- _Written problem_
Would you transcribe all of the data exactly, down to the last character?

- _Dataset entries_

* * * * * * *

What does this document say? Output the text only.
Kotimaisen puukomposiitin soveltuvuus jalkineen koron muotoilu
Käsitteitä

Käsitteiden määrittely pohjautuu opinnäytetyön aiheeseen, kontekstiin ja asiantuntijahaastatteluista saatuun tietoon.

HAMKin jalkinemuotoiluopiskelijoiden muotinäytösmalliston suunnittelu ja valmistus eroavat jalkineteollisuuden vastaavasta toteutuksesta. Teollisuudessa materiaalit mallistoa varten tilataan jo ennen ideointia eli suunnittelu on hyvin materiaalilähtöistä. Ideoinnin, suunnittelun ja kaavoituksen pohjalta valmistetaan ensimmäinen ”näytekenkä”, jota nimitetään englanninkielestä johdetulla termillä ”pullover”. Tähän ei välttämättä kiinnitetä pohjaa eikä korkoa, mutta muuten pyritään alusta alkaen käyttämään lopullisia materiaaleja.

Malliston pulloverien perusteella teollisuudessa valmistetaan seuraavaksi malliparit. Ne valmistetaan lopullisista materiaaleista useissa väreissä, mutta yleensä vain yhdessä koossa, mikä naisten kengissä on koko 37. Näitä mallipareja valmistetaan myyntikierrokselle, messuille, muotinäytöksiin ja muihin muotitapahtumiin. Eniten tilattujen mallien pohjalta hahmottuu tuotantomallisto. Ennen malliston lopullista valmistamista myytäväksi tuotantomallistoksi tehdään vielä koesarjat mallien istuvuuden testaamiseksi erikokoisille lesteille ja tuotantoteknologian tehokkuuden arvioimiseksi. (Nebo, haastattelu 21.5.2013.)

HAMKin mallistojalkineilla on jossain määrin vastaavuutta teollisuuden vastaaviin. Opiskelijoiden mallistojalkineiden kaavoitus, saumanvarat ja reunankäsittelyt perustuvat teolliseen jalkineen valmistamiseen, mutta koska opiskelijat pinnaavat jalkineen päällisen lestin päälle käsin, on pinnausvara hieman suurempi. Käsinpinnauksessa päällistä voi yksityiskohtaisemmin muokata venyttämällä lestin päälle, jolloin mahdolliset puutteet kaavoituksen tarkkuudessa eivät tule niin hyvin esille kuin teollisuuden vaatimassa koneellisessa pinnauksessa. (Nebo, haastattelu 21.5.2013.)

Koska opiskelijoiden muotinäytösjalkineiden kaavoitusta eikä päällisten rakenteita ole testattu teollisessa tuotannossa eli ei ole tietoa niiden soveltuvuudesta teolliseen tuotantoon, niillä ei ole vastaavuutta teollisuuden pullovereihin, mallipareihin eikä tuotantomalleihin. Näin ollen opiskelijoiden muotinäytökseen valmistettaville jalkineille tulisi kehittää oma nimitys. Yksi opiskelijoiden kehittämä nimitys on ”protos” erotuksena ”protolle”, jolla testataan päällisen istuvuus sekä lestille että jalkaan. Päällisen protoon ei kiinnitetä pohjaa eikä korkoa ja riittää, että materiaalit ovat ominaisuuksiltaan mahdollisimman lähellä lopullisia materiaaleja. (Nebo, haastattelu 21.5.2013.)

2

* * * * * * *

- _Task result_
What does this document say? Output the text only.
Kotimaisen puukomposiitin soveltuvuus jalkineen koron muotoilu
Käsitteitä

Käsitteiden määrittely pohjautuu opinnäytetyön aiheeseen, kontekstiin ja asiantuntijahaastatteluista saatuun tietoon.

HAMKin jalkinemuotoiluopiskelijoiden muotinäytösmalliston suunnittelu ja valmistus eroavat jalkineteollisuuden vastaavasta toteutuksesta. Teollisuudessa materiaalit mallistoa varten tilataan jo ennen ideointia eli suunnittelu on hyvin materiaalilähtöistä. Ideoinnin, suunnittelun ja kaavoituksen pohjalta valmistetaan ensimmäinen ”näytekenkä”, jota nimitetään englanninkielestä johdetulla termillä ”pullover”. Tähän ei välttämättä kiinnitetä pohjaa eikä korkoa, mutta muuten pyritään alusta alkaen käyttämään lopullisia materiaaleja.

Malliston pulloverien perusteella teollisuudessa valmistetaan seuraavaksi malliparit. Ne valmistetaan lopullisista materiaaleista useissa väreissä, mutta yleensä vain yhdessä koossa, mikä naisten kengissä on koko 37. Näitä mallipareja valmistetaan myyntikierrokselle, messuille, muotinäytöksiin ja muihin muotitapahtumiin. Eniten tilattujen mallien pohjalta hahmottuu tuotantomallisto. Ennen malliston lopullista valmistamista myytäväksi tuotantomallistoksi tehdään vielä koesarjat mallien istuvuuden testaamiseksi erikokoisille lesteille ja tuotantoteknologian tehokkuuden arvioimiseksi. (Nebo, haastattelu 21.5.2013.)

HAMKin mallistojalkineilla on jossain määrin vastaavuutta teollisuuden vastaaviin. Opiskelijoiden mallistojalkineiden kaavoitus, saumanvarat ja reunankäsittelyt perustuvat teolliseen jalkineen valmistamiseen, mutta koska opiskelijat pinnaavat jalkineen päällisen lestin päälle käsin, on pinnausvara hieman suurempi. Käsinpinnauksessa päällistä voi yksityiskohtaisemmin muokata venyttämällä lestin päälle, jolloin mahdolliset puutteet kaavoituksen tarkkuudessa eivät tule niin hyvin esille kuin teollisuuden vaatimassa koneellisessa pinnauksessa. (Nebo, haastattelu 21.5.2013.)

Koska opiskelijoiden muotinäytösjalkineiden kaavoitusta eikä päällisten rakenteita ole testattu teollisessa tuotannossa eli ei ole tietoa niiden soveltuvuudesta teolliseen tuotantoon, niillä ei ole vastaavuutta teollisuuden pullovereihin, mallipareihin eikä tuotantomalleihin. Näin ollen opiskelijoiden muotinäytökseen valmistettaville jalkineille tulisi kehittää oma nimitys. Yksi opiskelijoiden kehittämä nimitys on ”protos” erotuksena ”protolle”, jolla testataan päällisen istuvuus sekä lestille että jalkaan. Päällisen protoon ei kiinnitetä pohjaa eikä korkoa ja riittää, että materiaalit ovat ominaisuuksiltaan mahdollisimman lähellä lopullisia materiaaleja. (Nebo, haastattelu 21.5.2013.)

2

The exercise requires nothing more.